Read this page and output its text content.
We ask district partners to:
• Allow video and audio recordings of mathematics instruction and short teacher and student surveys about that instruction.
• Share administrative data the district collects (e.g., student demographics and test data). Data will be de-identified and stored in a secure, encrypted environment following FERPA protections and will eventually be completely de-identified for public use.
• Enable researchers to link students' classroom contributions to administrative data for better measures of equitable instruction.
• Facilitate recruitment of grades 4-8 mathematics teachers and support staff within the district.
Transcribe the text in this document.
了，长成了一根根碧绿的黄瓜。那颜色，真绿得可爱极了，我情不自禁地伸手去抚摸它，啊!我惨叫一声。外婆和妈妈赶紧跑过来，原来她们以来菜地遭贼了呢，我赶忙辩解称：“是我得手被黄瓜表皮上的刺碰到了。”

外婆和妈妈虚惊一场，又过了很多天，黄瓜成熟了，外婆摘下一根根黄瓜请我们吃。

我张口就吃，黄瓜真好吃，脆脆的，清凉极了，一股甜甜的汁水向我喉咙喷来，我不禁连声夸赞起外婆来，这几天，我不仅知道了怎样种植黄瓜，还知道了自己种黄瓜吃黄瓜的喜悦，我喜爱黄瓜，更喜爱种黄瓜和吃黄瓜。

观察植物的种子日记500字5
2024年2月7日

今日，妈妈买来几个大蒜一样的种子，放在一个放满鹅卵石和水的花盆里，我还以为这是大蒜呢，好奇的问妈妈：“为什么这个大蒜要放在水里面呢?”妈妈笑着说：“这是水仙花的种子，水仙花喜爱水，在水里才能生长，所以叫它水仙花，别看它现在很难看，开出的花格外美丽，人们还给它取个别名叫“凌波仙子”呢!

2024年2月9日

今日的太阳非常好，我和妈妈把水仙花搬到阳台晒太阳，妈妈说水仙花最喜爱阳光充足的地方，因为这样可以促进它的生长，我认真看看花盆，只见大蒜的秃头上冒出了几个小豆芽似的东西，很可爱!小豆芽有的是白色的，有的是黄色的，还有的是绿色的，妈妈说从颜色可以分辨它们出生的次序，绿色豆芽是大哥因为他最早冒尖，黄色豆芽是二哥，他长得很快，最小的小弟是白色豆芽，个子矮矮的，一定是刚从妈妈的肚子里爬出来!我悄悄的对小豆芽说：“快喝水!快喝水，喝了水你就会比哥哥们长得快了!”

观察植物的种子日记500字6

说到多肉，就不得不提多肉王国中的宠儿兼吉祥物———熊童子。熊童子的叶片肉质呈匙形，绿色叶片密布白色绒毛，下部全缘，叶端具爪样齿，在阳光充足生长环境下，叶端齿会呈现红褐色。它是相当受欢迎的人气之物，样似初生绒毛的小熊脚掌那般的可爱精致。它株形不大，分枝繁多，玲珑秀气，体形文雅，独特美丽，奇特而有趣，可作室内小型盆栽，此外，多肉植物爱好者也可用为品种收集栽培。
***
Retype the entries exactly, including every line.

Read this page and output its text content.
We ask district partners to:
• Allow video and audio recordings of mathematics instruction and short teacher and student surveys about that instruction.
• Share administrative data the district collects (e.g., student demographics and test data). Data will be de-identified and stored in a secure, encrypted environment following FERPA protections and will eventually be completely de-identified for public use.
• Enable researchers to link students' classroom contributions to administrative data for better measures of equitable instruction.
• Facilitate recruitment of grades 4-8 mathematics teachers and support staff within the district.
Transcribe the text in this document.
了，长成了一根根碧绿的黄瓜。那颜色，真绿得可爱极了，我情不自禁地伸手去抚摸它，啊!我惨叫一声。外婆和妈妈赶紧跑过来，原来她们以来菜地遭贼了呢，我赶忙辩解称：“是我得手被黄瓜表皮上的刺碰到了。”

外婆和妈妈虚惊一场，又过了很多天，黄瓜成熟了，外婆摘下一根根黄瓜请我们吃。

我张口就吃，黄瓜真好吃，脆脆的，清凉极了，一股甜甜的汁水向我喉咙喷来，我不禁连声夸赞起外婆来，这几天，我不仅知道了怎样种植黄瓜，还知道了自己种黄瓜吃黄瓜的喜悦，我喜爱黄瓜，更喜爱种黄瓜和吃黄瓜。

观察植物的种子日记500字5
2024年2月7日

今日，妈妈买来几个大蒜一样的种子，放在一个放满鹅卵石和水的花盆里，我还以为这是大蒜呢，好奇的问妈妈：“为什么这个大蒜要放在水里面呢?”妈妈笑着说：“这是水仙花的种子，水仙花喜爱水，在水里才能生长，所以叫它水仙花，别看它现在很难看，开出的花格外美丽，人们还给它取个别名叫“凌波仙子”呢!

2024年2月9日

今日的太阳非常好，我和妈妈把水仙花搬到阳台晒太阳，妈妈说水仙花最喜爱阳光充足的地方，因为这样可以促进它的生长，我认真看看花盆，只见大蒜的秃头上冒出了几个小豆芽似的东西，很可爱!小豆芽有的是白色的，有的是黄色的，还有的是绿色的，妈妈说从颜色可以分辨它们出生的次序，绿色豆芽是大哥因为他最早冒尖，黄色豆芽是二哥，他长得很快，最小的小弟是白色豆芽，个子矮矮的，一定是刚从妈妈的肚子里爬出来!我悄悄的对小豆芽说：“快喝水!快喝水，喝了水你就会比哥哥们长得快了!”

观察植物的种子日记500字6

说到多肉，就不得不提多肉王国中的宠儿兼吉祥物———熊童子。熊童子的叶片肉质呈匙形，绿色叶片密布白色绒毛，下部全缘，叶端具爪样齿，在阳光充足生长环境下，叶端齿会呈现红褐色。它是相当受欢迎的人气之物，样似初生绒毛的小熊脚掌那般的可爱精致。它株形不大，分枝繁多，玲珑秀气，体形文雅，独特美丽，奇特而有趣，可作室内小型盆栽，此外，多肉植物爱好者也可用为品种收集栽培。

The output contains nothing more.